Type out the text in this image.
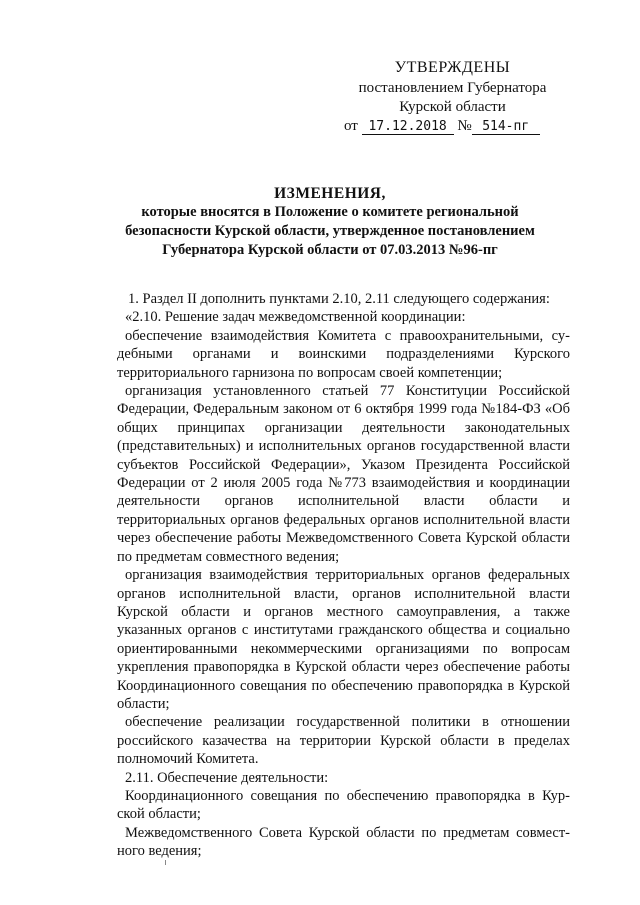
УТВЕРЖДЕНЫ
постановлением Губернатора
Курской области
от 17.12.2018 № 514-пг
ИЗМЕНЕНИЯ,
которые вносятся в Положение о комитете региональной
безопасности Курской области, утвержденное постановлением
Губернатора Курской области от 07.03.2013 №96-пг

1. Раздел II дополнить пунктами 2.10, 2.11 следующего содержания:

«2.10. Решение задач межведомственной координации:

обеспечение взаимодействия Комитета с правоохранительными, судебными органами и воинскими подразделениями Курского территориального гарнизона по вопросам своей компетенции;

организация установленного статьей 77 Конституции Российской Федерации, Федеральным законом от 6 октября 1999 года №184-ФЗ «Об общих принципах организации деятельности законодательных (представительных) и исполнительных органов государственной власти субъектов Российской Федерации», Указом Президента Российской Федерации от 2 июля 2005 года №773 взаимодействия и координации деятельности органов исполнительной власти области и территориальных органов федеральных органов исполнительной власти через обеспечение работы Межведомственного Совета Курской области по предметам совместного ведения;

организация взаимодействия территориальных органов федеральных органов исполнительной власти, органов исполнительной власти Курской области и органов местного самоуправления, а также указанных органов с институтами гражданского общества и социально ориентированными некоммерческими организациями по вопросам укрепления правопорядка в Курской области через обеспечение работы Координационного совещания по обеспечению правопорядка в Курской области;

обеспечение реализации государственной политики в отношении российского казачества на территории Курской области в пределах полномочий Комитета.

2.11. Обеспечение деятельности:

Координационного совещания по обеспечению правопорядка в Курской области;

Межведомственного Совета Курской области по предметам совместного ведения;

————————

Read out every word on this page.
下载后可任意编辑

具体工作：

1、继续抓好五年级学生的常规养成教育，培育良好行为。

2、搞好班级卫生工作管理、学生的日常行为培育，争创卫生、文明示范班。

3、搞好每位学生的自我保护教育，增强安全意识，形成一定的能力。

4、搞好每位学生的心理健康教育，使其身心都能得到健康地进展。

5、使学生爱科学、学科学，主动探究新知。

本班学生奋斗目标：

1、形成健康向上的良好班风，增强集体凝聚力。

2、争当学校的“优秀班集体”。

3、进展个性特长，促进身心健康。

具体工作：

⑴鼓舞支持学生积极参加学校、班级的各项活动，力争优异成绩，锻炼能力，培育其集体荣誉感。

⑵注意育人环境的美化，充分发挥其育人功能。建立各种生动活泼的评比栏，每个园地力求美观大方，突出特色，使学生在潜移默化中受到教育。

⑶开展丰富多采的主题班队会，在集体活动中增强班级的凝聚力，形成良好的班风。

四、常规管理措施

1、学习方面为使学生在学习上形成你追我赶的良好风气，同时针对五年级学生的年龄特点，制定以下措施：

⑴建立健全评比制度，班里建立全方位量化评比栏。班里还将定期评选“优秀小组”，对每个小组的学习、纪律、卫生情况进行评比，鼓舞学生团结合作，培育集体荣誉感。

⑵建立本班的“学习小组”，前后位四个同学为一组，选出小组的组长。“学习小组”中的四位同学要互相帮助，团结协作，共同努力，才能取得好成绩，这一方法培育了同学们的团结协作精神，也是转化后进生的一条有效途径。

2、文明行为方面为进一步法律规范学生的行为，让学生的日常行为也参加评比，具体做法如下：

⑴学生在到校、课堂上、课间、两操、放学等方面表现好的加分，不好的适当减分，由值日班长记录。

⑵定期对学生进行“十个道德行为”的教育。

————————

** Work to do **
Copy every single line of the material above that holds "федеральных".

** Full output **
организация установленного статьей 77 Конституции Российской Федерации, Федеральным законом от 6 октября 1999 года №184-ФЗ «Об общих принципах организации деятельности законодательных (представительных) и исполнительных органов государственной власти субъектов Российской Федерации», Указом Президента Российской Федерации от 2 июля 2005 года №773 взаимодействия и координации деятельности органов исполнительной власти области и территориальных органов федеральных органов исполнительной власти через обеспечение работы Межведомственного Совета Курской области по предметам совместного ведения;
организация взаимодействия территориальных органов федеральных органов исполнительной власти, органов исполнительной власти Курской области и органов местного самоуправления, а также указанных органов с институтами гражданского общества и социально ориентированными некоммерческими организациями по вопросам укрепления правопорядка в Курской области через обеспечение работы Координационного совещания по обеспечению правопорядка в Курской области;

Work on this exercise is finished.